— BEGIN Extracted entries —

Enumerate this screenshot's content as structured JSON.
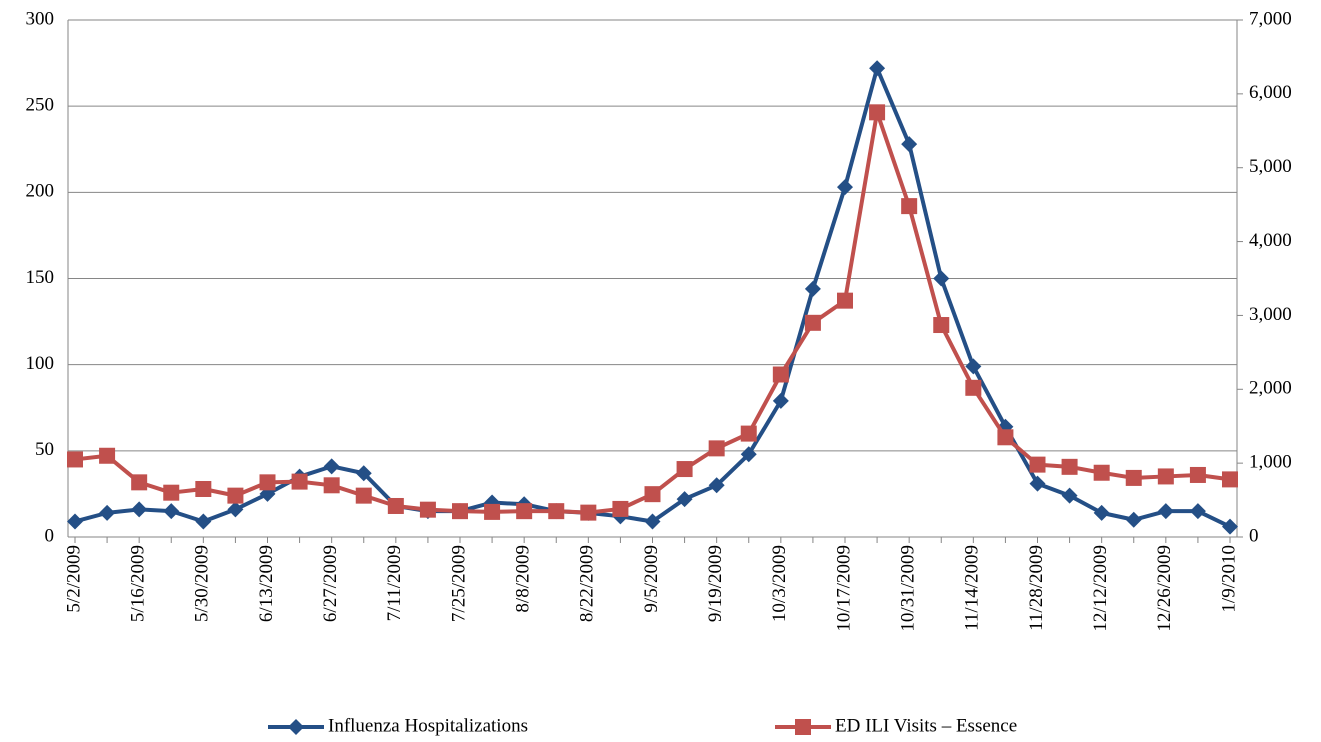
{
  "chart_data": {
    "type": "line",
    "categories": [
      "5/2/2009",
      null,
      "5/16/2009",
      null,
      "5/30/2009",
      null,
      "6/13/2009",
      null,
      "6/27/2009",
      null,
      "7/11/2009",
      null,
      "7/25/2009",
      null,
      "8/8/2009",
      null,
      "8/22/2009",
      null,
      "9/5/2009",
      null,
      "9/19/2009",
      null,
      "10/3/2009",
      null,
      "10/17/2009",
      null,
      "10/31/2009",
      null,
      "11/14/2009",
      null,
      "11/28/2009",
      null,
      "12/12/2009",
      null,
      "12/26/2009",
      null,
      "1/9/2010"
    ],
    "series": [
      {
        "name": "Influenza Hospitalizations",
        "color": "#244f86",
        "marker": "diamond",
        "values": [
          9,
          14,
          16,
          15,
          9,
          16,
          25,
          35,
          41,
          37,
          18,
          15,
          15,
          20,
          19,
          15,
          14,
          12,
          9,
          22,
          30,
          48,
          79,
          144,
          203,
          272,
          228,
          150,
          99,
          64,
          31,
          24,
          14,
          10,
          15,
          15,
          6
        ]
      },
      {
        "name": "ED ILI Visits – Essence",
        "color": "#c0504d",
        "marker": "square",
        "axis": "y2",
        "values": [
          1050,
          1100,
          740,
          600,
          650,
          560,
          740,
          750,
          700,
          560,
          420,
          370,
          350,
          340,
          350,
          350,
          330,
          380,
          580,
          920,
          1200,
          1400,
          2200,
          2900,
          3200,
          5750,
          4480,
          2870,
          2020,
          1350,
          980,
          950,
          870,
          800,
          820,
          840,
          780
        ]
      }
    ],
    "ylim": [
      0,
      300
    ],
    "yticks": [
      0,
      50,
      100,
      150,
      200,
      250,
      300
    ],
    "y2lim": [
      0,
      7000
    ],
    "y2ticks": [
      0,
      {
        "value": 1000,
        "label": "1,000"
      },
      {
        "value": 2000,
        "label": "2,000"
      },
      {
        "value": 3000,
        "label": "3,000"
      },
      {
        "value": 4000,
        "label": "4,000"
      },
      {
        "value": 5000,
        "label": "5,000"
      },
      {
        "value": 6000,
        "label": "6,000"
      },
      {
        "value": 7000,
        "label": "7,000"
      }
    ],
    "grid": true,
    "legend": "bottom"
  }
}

— END Extracted entries —

Task objective: Pull out each line containing the word "name" and copy it.

Exercise answer:
        "name": "Influenza Hospitalizations",
        "name": "ED ILI Visits – Essence",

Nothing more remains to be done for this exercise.